• **Data entries**:
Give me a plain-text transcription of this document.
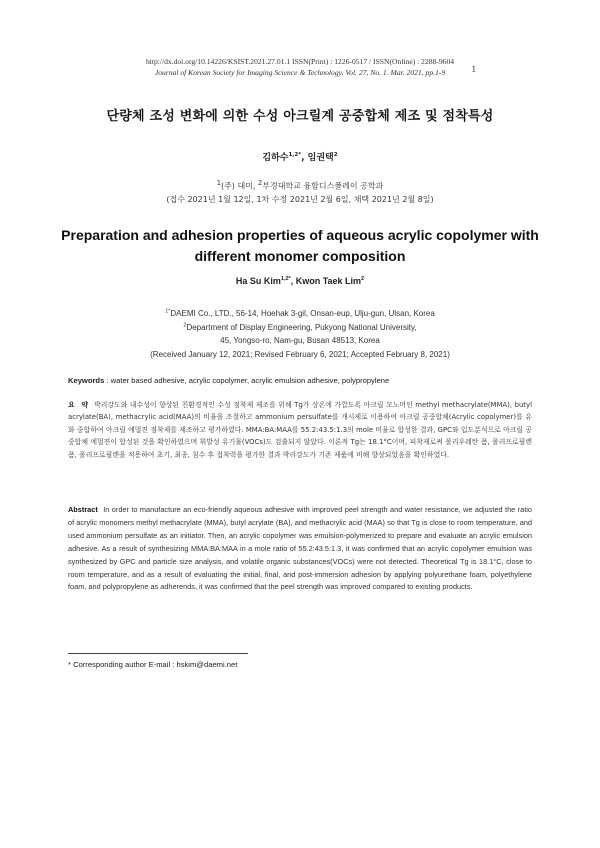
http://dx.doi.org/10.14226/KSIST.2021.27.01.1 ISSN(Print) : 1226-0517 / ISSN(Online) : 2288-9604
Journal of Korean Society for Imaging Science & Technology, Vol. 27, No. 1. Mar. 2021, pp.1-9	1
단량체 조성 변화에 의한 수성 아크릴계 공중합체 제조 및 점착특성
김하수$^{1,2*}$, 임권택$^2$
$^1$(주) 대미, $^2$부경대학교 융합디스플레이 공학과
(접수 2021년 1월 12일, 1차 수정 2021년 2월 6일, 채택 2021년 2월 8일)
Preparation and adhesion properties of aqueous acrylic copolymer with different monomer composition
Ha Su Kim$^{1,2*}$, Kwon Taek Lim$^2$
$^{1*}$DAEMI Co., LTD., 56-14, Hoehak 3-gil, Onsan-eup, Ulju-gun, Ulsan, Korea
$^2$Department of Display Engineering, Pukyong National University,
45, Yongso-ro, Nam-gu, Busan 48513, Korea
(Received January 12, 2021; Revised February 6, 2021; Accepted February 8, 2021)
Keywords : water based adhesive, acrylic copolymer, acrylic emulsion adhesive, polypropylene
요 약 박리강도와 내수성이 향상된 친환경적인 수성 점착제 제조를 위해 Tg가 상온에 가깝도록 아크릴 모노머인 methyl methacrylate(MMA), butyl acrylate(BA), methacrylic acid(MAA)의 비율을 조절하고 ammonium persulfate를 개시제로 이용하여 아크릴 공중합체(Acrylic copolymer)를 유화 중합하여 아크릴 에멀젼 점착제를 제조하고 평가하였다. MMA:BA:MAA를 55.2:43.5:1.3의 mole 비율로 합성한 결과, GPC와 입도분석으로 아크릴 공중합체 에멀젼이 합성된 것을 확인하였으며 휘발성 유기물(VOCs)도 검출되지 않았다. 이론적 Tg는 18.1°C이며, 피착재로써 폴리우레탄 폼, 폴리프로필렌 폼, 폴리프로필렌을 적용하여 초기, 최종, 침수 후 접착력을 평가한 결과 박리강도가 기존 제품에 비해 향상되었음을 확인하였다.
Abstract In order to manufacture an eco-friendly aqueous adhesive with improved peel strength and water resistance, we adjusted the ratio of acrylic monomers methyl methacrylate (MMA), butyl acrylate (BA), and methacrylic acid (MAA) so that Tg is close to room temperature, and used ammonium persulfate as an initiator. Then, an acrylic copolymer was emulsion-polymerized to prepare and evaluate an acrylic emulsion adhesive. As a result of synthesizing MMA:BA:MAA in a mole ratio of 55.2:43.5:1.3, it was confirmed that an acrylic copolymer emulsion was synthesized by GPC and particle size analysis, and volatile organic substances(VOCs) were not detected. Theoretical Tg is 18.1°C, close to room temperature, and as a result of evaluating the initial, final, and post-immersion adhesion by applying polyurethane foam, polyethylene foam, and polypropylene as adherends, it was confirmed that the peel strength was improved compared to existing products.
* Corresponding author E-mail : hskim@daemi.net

• **Exercise directions**:
Repeat the records above exactly, leaving out any pictures they contain.

• **Task result**:
Give me a plain-text transcription of this document.
http://dx.doi.org/10.14226/KSIST.2021.27.01.1 ISSN(Print) : 1226-0517 / ISSN(Online) : 2288-9604
Journal of Korean Society for Imaging Science & Technology, Vol. 27, No. 1. Mar. 2021, pp.1-9	1
단량체 조성 변화에 의한 수성 아크릴계 공중합체 제조 및 점착특성
김하수$^{1,2*}$, 임권택$^2$
$^1$(주) 대미, $^2$부경대학교 융합디스플레이 공학과
(접수 2021년 1월 12일, 1차 수정 2021년 2월 6일, 채택 2021년 2월 8일)
Preparation and adhesion properties of aqueous acrylic copolymer with different monomer composition
Ha Su Kim$^{1,2*}$, Kwon Taek Lim$^2$
$^{1*}$DAEMI Co., LTD., 56-14, Hoehak 3-gil, Onsan-eup, Ulju-gun, Ulsan, Korea
$^2$Department of Display Engineering, Pukyong National University,
45, Yongso-ro, Nam-gu, Busan 48513, Korea
(Received January 12, 2021; Revised February 6, 2021; Accepted February 8, 2021)
Keywords : water based adhesive, acrylic copolymer, acrylic emulsion adhesive, polypropylene
요 약 박리강도와 내수성이 향상된 친환경적인 수성 점착제 제조를 위해 Tg가 상온에 가깝도록 아크릴 모노머인 methyl methacrylate(MMA), butyl acrylate(BA), methacrylic acid(MAA)의 비율을 조절하고 ammonium persulfate를 개시제로 이용하여 아크릴 공중합체(Acrylic copolymer)를 유화 중합하여 아크릴 에멀젼 점착제를 제조하고 평가하였다. MMA:BA:MAA를 55.2:43.5:1.3의 mole 비율로 합성한 결과, GPC와 입도분석으로 아크릴 공중합체 에멀젼이 합성된 것을 확인하였으며 휘발성 유기물(VOCs)도 검출되지 않았다. 이론적 Tg는 18.1°C이며, 피착재로써 폴리우레탄 폼, 폴리프로필렌 폼, 폴리프로필렌을 적용하여 초기, 최종, 침수 후 접착력을 평가한 결과 박리강도가 기존 제품에 비해 향상되었음을 확인하였다.
Abstract In order to manufacture an eco-friendly aqueous adhesive with improved peel strength and water resistance, we adjusted the ratio of acrylic monomers methyl methacrylate (MMA), butyl acrylate (BA), and methacrylic acid (MAA) so that Tg is close to room temperature, and used ammonium persulfate as an initiator. Then, an acrylic copolymer was emulsion-polymerized to prepare and evaluate an acrylic emulsion adhesive. As a result of synthesizing MMA:BA:MAA in a mole ratio of 55.2:43.5:1.3, it was confirmed that an acrylic copolymer emulsion was synthesized by GPC and particle size analysis, and volatile organic substances(VOCs) were not detected. Theoretical Tg is 18.1°C, close to room temperature, and as a result of evaluating the initial, final, and post-immersion adhesion by applying polyurethane foam, polyethylene foam, and polypropylene as adherends, it was confirmed that the peel strength was improved compared to existing products.
* Corresponding author E-mail : hskim@daemi.net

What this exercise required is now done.